GIVEN INSTRUCTION
How many of the lines below contain the string "тега", with case counting? Reply with only the number.

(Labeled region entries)

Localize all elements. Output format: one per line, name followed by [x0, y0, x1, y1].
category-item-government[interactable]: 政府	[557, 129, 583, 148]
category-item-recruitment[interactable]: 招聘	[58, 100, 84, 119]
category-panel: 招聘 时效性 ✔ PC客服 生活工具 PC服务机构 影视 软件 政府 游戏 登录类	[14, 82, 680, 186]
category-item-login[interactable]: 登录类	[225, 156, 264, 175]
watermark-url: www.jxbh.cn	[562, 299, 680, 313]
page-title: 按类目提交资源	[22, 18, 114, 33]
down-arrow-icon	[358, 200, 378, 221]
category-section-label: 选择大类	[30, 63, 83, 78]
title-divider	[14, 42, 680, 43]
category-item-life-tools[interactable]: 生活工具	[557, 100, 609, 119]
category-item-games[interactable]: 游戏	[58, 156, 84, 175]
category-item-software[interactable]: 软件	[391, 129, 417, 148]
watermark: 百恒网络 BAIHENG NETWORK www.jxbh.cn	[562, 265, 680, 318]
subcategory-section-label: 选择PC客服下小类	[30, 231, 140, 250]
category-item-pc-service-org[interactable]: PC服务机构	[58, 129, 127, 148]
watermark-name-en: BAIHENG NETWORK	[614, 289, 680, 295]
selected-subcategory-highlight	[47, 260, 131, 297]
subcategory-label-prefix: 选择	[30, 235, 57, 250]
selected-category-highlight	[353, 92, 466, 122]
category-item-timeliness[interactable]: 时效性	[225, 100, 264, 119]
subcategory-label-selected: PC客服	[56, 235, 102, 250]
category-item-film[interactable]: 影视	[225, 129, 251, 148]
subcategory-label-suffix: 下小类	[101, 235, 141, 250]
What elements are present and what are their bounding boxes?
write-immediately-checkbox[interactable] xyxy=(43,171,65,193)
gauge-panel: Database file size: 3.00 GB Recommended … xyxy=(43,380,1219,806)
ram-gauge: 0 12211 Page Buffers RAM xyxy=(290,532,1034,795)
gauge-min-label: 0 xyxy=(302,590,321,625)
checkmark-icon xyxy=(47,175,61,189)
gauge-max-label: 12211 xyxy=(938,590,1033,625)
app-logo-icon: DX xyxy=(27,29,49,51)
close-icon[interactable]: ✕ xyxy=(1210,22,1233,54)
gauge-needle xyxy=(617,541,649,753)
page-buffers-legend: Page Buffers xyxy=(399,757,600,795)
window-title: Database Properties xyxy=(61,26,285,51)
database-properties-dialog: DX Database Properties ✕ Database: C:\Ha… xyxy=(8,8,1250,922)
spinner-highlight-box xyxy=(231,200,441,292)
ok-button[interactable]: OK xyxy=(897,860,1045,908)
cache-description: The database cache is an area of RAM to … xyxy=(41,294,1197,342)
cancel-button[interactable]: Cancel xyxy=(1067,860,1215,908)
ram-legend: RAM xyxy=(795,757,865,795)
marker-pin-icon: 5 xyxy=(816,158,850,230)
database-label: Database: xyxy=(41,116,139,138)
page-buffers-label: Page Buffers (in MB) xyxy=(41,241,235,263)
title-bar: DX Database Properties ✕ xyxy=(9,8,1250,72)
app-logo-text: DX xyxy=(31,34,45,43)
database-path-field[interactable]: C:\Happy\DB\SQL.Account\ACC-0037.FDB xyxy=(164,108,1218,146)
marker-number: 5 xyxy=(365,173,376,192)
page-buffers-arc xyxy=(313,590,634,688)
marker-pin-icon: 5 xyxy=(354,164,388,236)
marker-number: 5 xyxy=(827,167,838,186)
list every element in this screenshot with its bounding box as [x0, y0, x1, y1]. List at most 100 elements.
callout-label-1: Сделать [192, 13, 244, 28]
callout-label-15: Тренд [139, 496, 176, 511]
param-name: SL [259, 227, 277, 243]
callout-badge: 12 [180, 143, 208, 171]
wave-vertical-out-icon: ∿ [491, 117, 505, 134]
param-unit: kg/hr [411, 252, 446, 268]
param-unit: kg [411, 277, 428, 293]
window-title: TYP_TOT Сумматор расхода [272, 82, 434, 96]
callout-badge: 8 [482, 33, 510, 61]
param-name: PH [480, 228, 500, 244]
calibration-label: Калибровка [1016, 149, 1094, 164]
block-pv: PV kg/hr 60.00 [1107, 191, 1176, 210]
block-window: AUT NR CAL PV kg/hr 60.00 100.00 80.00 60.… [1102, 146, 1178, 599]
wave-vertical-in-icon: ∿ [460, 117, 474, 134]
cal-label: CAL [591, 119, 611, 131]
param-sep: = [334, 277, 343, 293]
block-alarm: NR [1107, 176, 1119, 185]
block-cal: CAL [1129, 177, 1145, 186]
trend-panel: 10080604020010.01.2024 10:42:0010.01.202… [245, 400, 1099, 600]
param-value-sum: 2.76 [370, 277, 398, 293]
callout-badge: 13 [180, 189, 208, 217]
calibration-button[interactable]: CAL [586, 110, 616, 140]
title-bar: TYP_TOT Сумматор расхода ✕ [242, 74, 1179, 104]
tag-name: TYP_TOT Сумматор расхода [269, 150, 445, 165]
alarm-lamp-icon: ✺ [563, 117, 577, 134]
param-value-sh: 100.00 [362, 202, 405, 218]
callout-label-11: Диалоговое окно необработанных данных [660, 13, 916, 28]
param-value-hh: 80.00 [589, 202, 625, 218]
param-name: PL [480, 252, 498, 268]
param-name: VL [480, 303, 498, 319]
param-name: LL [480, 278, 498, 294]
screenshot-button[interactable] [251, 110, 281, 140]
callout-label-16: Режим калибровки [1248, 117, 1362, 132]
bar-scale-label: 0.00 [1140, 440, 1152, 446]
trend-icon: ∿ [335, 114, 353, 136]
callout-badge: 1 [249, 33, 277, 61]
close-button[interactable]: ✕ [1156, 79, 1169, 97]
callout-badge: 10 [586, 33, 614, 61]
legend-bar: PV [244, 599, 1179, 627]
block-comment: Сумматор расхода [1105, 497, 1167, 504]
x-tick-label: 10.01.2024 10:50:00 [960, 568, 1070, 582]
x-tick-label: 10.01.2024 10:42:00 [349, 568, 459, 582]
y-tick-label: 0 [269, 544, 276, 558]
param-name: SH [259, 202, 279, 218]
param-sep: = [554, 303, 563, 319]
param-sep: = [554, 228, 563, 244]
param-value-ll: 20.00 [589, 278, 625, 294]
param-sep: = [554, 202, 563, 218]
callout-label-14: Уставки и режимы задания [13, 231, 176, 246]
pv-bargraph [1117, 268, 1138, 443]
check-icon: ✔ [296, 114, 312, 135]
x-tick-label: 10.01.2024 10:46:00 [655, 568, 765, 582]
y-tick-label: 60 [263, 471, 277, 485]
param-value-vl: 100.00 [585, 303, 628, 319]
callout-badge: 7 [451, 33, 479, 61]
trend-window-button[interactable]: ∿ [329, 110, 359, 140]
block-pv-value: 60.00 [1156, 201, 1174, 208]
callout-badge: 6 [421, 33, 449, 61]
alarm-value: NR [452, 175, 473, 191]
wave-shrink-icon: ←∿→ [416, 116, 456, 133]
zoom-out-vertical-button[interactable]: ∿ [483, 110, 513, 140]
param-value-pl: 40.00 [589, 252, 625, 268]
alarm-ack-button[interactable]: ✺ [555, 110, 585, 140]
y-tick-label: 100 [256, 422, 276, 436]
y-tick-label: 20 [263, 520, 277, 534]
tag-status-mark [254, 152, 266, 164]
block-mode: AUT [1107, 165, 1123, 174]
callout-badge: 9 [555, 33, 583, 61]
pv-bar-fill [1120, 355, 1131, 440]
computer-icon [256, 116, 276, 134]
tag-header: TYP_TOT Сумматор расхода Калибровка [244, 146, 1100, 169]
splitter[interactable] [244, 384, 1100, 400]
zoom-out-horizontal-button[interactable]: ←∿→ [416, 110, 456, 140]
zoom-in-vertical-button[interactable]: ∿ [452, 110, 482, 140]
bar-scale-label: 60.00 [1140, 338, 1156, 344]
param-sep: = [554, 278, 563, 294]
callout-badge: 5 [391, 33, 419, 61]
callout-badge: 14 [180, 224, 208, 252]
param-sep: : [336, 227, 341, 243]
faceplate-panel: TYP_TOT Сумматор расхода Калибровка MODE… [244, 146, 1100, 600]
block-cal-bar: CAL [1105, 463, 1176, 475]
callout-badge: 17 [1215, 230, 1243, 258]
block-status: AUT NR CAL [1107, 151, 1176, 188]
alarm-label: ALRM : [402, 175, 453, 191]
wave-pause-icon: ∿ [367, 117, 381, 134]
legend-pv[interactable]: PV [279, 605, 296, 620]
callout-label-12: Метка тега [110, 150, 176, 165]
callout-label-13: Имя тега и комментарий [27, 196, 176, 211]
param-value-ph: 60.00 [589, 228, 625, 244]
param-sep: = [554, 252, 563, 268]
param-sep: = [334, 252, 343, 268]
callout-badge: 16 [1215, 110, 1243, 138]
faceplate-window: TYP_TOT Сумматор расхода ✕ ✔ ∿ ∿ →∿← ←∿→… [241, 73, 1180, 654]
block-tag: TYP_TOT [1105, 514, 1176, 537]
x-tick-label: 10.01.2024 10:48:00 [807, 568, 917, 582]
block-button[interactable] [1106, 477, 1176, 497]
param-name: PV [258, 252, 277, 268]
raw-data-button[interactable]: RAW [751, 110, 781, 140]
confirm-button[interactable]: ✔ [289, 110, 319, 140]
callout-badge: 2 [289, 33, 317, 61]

PROBLEM SOLUTION
2